**STATED EXERCISE**
Your task is to extract every entry that follows word for word while excluding the pictures.

**RECORDS FOR THIS EXERCISE**
= = = = = = =
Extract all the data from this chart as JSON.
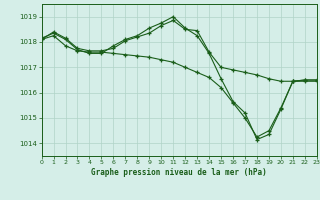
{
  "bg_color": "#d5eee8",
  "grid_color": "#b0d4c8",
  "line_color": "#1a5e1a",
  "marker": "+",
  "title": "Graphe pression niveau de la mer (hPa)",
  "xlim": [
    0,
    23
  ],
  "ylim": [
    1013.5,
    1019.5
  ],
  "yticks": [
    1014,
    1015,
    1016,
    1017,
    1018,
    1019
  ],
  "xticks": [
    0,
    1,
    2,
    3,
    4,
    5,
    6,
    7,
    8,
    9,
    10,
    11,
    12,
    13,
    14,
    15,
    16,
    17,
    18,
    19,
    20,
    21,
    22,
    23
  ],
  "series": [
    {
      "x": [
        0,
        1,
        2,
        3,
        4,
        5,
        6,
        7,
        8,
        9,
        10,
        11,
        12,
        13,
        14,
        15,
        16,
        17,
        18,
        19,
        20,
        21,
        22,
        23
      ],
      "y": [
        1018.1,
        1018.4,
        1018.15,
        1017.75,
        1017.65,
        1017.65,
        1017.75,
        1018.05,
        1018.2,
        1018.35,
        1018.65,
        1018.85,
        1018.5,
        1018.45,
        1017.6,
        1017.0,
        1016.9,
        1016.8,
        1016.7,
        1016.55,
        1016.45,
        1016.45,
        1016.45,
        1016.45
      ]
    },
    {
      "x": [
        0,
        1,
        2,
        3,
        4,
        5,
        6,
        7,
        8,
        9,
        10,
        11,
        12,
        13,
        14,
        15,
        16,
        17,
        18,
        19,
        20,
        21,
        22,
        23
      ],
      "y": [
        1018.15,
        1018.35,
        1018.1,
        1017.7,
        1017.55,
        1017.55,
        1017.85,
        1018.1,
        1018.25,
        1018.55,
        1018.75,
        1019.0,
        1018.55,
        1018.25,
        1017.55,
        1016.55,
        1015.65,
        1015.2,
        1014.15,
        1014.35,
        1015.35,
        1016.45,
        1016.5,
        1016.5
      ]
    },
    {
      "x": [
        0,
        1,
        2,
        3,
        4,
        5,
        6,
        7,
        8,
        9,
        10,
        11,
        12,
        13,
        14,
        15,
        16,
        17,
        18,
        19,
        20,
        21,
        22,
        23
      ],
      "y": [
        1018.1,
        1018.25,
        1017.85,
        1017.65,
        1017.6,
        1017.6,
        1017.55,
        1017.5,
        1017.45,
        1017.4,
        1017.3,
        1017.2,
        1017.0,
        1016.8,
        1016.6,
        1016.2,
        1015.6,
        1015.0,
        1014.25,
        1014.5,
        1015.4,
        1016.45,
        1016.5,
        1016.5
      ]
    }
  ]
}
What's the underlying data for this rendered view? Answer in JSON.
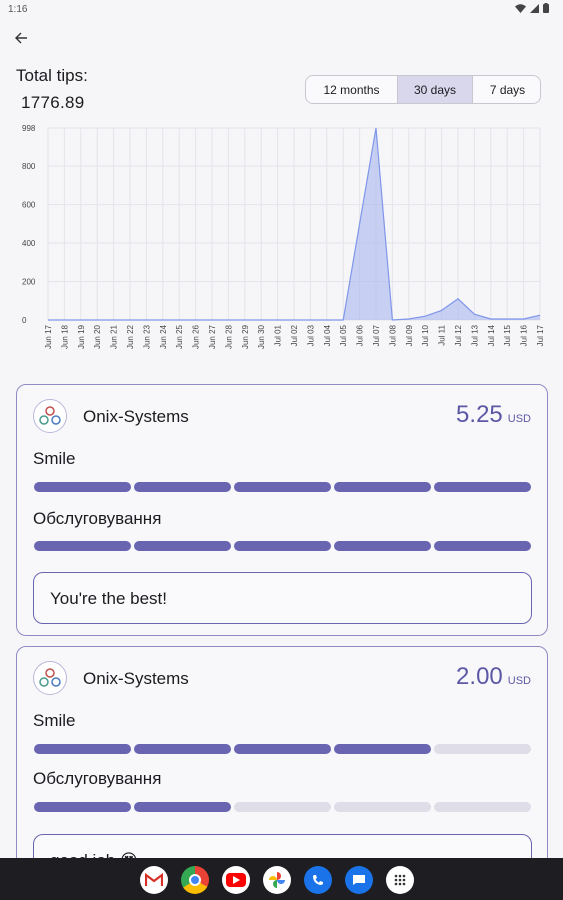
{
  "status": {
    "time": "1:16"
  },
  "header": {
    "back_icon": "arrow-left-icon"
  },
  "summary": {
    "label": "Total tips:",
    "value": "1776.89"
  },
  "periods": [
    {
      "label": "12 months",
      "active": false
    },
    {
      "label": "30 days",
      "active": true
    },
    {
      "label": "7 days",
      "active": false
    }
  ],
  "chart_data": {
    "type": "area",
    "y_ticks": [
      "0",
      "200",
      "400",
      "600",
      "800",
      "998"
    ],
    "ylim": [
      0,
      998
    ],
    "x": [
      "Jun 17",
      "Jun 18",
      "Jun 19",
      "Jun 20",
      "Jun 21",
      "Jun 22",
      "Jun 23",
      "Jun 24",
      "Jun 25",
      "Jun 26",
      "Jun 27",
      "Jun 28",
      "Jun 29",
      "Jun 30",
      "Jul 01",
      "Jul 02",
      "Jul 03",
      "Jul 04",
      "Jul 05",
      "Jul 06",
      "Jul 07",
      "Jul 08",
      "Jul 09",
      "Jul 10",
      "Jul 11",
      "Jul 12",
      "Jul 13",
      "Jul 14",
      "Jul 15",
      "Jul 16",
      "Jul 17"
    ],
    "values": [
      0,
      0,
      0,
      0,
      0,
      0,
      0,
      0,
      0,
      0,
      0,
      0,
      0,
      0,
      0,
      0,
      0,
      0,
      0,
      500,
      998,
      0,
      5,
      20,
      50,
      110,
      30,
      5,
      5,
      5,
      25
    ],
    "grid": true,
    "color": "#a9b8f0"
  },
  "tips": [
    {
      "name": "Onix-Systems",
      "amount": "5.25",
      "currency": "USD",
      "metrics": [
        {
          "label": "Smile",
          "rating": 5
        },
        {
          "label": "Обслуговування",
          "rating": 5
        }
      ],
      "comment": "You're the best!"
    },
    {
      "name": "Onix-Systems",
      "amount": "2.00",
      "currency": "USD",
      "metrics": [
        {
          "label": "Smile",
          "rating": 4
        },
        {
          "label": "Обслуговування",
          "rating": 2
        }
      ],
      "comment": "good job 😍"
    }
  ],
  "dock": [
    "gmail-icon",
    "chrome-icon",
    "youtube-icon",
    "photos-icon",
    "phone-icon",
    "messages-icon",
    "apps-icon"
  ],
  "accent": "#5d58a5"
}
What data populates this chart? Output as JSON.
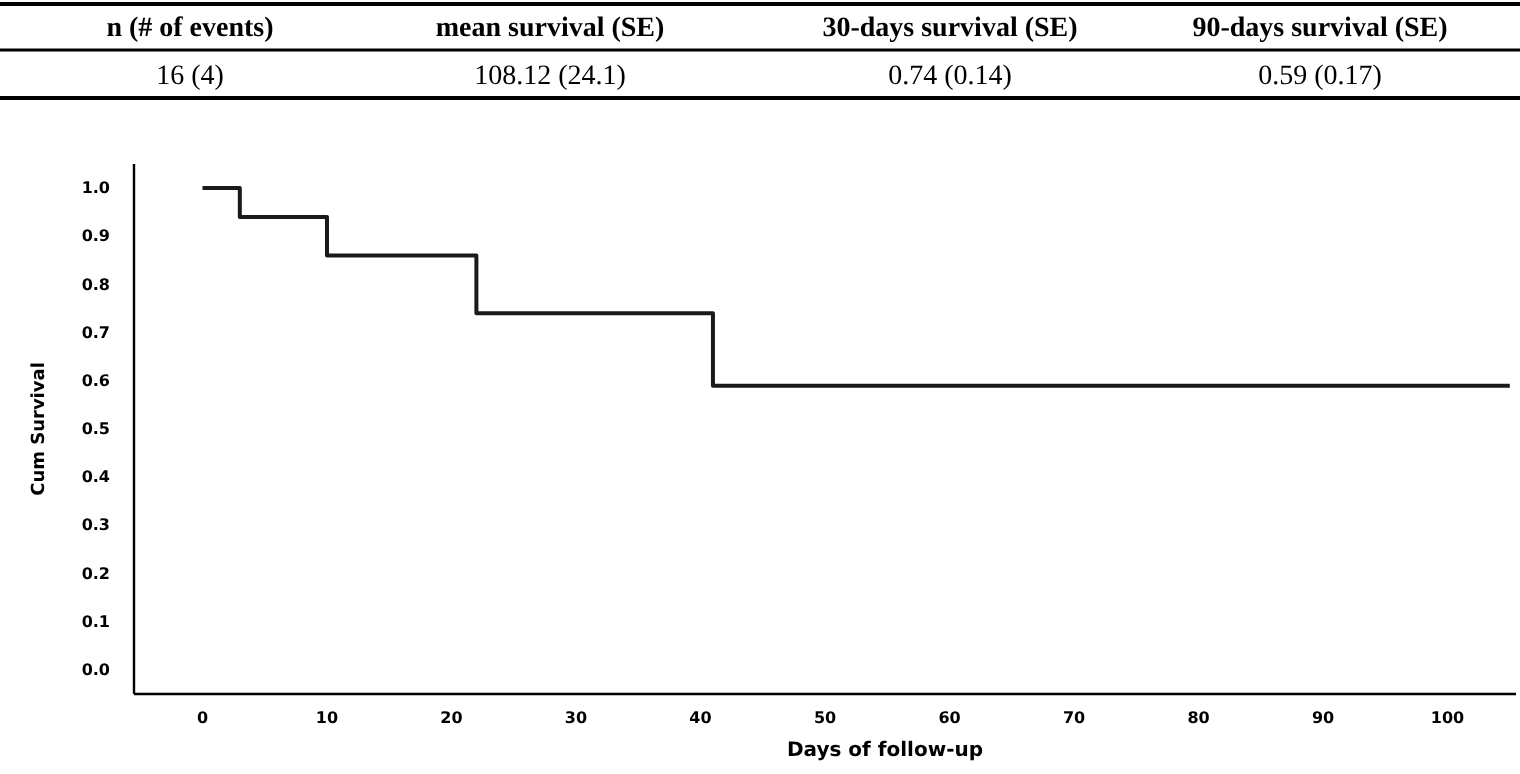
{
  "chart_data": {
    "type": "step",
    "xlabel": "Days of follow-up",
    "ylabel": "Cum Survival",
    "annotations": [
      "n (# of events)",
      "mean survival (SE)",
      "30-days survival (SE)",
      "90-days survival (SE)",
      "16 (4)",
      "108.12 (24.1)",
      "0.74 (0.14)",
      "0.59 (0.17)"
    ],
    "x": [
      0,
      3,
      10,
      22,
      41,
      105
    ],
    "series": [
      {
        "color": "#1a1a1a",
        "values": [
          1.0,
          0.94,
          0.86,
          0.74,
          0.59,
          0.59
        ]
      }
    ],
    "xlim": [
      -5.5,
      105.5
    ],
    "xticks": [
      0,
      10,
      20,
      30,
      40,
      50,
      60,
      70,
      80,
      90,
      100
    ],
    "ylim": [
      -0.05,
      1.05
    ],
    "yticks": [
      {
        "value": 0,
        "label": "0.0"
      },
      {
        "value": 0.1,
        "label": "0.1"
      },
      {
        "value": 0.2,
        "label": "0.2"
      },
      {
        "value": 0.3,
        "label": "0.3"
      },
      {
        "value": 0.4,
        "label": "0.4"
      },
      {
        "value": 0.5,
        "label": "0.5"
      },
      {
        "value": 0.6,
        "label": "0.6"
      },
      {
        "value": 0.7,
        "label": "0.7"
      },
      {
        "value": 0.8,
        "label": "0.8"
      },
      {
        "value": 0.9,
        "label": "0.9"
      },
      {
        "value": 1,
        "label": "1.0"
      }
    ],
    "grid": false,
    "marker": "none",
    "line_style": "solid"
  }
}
= = = = = = =
**EXPECTED ANSWER**
Extract all the data from this chart as JSON.
{
  "bg_color": "#d5eee8",
  "grid_color": "#b0d4c8",
  "line_color": "#1a5e1a",
  "marker": "+",
  "title": "Graphe pression niveau de la mer (hPa)",
  "xlim": [
    0,
    23
  ],
  "ylim": [
    1013.5,
    1019.5
  ],
  "yticks": [
    1014,
    1015,
    1016,
    1017,
    1018,
    1019
  ],
  "xticks": [
    0,
    1,
    2,
    3,
    4,
    5,
    6,
    7,
    8,
    9,
    10,
    11,
    12,
    13,
    14,
    15,
    16,
    17,
    18,
    19,
    20,
    21,
    22,
    23
  ],
  "series": [
    {
      "x": [
        0,
        1,
        2,
        3,
        4,
        5,
        6,
        7,
        8,
        9,
        10,
        11,
        12,
        13,
        14,
        15,
        16,
        17,
        18,
        19,
        20,
        21,
        22,
        23
      ],
      "y": [
        1018.1,
        1018.4,
        1018.15,
        1017.75,
        1017.65,
        1017.65,
        1017.75,
        1018.05,
        1018.2,
        1018.35,
        1018.65,
        1018.85,
        1018.5,
        1018.45,
        1017.6,
        1017.0,
        1016.9,
        1016.8,
        1016.7,
        1016.55,
        1016.45,
        1016.45,
        1016.45,
        1016.45
      ]
    },
    {
      "x": [
        0,
        1,
        2,
        3,
        4,
        5,
        6,
        7,
        8,
        9,
        10,
        11,
        12,
        13,
        14,
        15,
        16,
        17,
        18,
        19,
        20,
        21,
        22,
        23
      ],
      "y": [
        1018.15,
        1018.35,
        1018.1,
        1017.7,
        1017.55,
        1017.55,
        1017.85,
        1018.1,
        1018.25,
        1018.55,
        1018.75,
        1019.0,
        1018.55,
        1018.25,
        1017.55,
        1016.55,
        1015.65,
        1015.2,
        1014.15,
        1014.35,
        1015.35,
        1016.45,
        1016.5,
        1016.5
      ]
    },
    {
      "x": [
        0,
        1,
        2,
        3,
        4,
        5,
        6,
        7,
        8,
        9,
        10,
        11,
        12,
        13,
        14,
        15,
        16,
        17,
        18,
        19,
        20,
        21,
        22,
        23
      ],
      "y": [
        1018.1,
        1018.25,
        1017.85,
        1017.65,
        1017.6,
        1017.6,
        1017.55,
        1017.5,
        1017.45,
        1017.4,
        1017.3,
        1017.2,
        1017.0,
        1016.8,
        1016.6,
        1016.2,
        1015.6,
        1015.0,
        1014.25,
        1014.5,
        1015.4,
        1016.45,
        1016.5,
        1016.5
      ]
    }
  ]
}
What's the underlying data for this rendered view? Answer in JSON.
{
  "status": {
    "time": "1:16"
  },
  "header": {
    "back_icon": "arrow-left-icon"
  },
  "summary": {
    "label": "Total tips:",
    "value": "1776.89"
  },
  "periods": [
    {
      "label": "12 months",
      "active": false
    },
    {
      "label": "30 days",
      "active": true
    },
    {
      "label": "7 days",
      "active": false
    }
  ],
  "chart_data": {
    "type": "area",
    "y_ticks": [
      "0",
      "200",
      "400",
      "600",
      "800",
      "998"
    ],
    "ylim": [
      0,
      998
    ],
    "x": [
      "Jun 17",
      "Jun 18",
      "Jun 19",
      "Jun 20",
      "Jun 21",
      "Jun 22",
      "Jun 23",
      "Jun 24",
      "Jun 25",
      "Jun 26",
      "Jun 27",
      "Jun 28",
      "Jun 29",
      "Jun 30",
      "Jul 01",
      "Jul 02",
      "Jul 03",
      "Jul 04",
      "Jul 05",
      "Jul 06",
      "Jul 07",
      "Jul 08",
      "Jul 09",
      "Jul 10",
      "Jul 11",
      "Jul 12",
      "Jul 13",
      "Jul 14",
      "Jul 15",
      "Jul 16",
      "Jul 17"
    ],
    "values": [
      0,
      0,
      0,
      0,
      0,
      0,
      0,
      0,
      0,
      0,
      0,
      0,
      0,
      0,
      0,
      0,
      0,
      0,
      0,
      500,
      998,
      0,
      5,
      20,
      50,
      110,
      30,
      5,
      5,
      5,
      25
    ],
    "grid": true,
    "color": "#a9b8f0"
  },
  "tips": [
    {
      "name": "Onix-Systems",
      "amount": "5.25",
      "currency": "USD",
      "metrics": [
        {
          "label": "Smile",
          "rating": 5
        },
        {
          "label": "Обслуговування",
          "rating": 5
        }
      ],
      "comment": "You're the best!"
    },
    {
      "name": "Onix-Systems",
      "amount": "2.00",
      "currency": "USD",
      "metrics": [
        {
          "label": "Smile",
          "rating": 4
        },
        {
          "label": "Обслуговування",
          "rating": 2
        }
      ],
      "comment": "good job 😍"
    }
  ],
  "dock": [
    "gmail-icon",
    "chrome-icon",
    "youtube-icon",
    "photos-icon",
    "phone-icon",
    "messages-icon",
    "apps-icon"
  ],
  "accent": "#5d58a5"
}
What data populates this chart? Output as JSON.
{
  "chart_data": {
    "type": "step",
    "xlabel": "Days of follow-up",
    "ylabel": "Cum Survival",
    "annotations": [
      "n (# of events)",
      "mean survival (SE)",
      "30-days survival (SE)",
      "90-days survival (SE)",
      "16 (4)",
      "108.12 (24.1)",
      "0.74 (0.14)",
      "0.59 (0.17)"
    ],
    "x": [
      0,
      3,
      10,
      22,
      41,
      105
    ],
    "series": [
      {
        "color": "#1a1a1a",
        "values": [
          1.0,
          0.94,
          0.86,
          0.74,
          0.59,
          0.59
        ]
      }
    ],
    "xlim": [
      -5.5,
      105.5
    ],
    "xticks": [
      0,
      10,
      20,
      30,
      40,
      50,
      60,
      70,
      80,
      90,
      100
    ],
    "ylim": [
      -0.05,
      1.05
    ],
    "yticks": [
      {
        "value": 0,
        "label": "0.0"
      },
      {
        "value": 0.1,
        "label": "0.1"
      },
      {
        "value": 0.2,
        "label": "0.2"
      },
      {
        "value": 0.3,
        "label": "0.3"
      },
      {
        "value": 0.4,
        "label": "0.4"
      },
      {
        "value": 0.5,
        "label": "0.5"
      },
      {
        "value": 0.6,
        "label": "0.6"
      },
      {
        "value": 0.7,
        "label": "0.7"
      },
      {
        "value": 0.8,
        "label": "0.8"
      },
      {
        "value": 0.9,
        "label": "0.9"
      },
      {
        "value": 1,
        "label": "1.0"
      }
    ],
    "grid": false,
    "marker": "none",
    "line_style": "solid"
  }
}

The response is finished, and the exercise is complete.